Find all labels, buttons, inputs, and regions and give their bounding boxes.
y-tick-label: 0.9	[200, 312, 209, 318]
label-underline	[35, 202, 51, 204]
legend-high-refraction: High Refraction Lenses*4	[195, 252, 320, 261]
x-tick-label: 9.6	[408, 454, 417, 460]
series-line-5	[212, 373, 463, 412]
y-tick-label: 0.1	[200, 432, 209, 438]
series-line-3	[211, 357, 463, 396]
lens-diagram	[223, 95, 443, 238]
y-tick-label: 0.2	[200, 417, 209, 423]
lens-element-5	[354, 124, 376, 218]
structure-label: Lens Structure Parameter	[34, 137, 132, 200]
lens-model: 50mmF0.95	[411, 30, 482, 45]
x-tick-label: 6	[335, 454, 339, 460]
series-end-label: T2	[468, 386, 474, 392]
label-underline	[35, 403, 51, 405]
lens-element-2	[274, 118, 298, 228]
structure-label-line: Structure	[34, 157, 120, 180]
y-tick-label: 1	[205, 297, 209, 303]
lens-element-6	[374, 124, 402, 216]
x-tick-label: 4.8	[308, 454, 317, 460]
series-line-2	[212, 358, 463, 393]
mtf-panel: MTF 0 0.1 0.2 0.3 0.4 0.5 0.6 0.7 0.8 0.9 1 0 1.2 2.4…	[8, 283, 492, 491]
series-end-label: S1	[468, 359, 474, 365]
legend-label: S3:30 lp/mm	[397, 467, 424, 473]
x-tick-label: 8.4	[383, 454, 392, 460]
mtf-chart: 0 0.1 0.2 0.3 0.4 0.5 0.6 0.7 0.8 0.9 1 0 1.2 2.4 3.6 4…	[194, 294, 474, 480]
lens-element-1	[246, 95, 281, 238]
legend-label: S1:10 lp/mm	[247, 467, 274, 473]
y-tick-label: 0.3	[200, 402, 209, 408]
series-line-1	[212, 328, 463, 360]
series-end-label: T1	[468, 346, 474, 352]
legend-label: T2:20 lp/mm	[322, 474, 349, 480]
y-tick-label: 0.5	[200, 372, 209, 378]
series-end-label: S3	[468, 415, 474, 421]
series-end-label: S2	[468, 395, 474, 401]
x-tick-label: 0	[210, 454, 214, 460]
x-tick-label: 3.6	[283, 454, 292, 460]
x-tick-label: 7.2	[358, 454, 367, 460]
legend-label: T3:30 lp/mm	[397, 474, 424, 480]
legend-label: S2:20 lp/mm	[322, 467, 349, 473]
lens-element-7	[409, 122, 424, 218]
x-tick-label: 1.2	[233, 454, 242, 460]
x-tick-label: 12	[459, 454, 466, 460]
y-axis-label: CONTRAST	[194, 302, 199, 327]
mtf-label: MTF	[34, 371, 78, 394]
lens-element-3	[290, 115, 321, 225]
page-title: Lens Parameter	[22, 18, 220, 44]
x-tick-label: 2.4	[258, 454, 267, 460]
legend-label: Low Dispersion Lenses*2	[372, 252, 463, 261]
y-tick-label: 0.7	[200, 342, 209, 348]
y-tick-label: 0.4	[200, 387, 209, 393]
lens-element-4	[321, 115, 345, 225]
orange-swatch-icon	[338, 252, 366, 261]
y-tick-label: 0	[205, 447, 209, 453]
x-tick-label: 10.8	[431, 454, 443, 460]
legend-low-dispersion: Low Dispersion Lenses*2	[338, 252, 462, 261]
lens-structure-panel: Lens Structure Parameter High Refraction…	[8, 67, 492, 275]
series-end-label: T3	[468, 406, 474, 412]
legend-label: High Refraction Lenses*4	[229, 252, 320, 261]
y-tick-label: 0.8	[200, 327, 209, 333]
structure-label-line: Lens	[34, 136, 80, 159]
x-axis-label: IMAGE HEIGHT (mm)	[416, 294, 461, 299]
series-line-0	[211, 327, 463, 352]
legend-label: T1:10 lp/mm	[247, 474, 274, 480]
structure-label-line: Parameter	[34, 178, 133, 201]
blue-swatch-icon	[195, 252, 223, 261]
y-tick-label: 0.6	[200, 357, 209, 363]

Task requirements
Pull out every line above that contains the string "underline" and copy each one in full. Match case exactly.

The result
label-underline	[35, 202, 51, 204]
label-underline	[35, 403, 51, 405]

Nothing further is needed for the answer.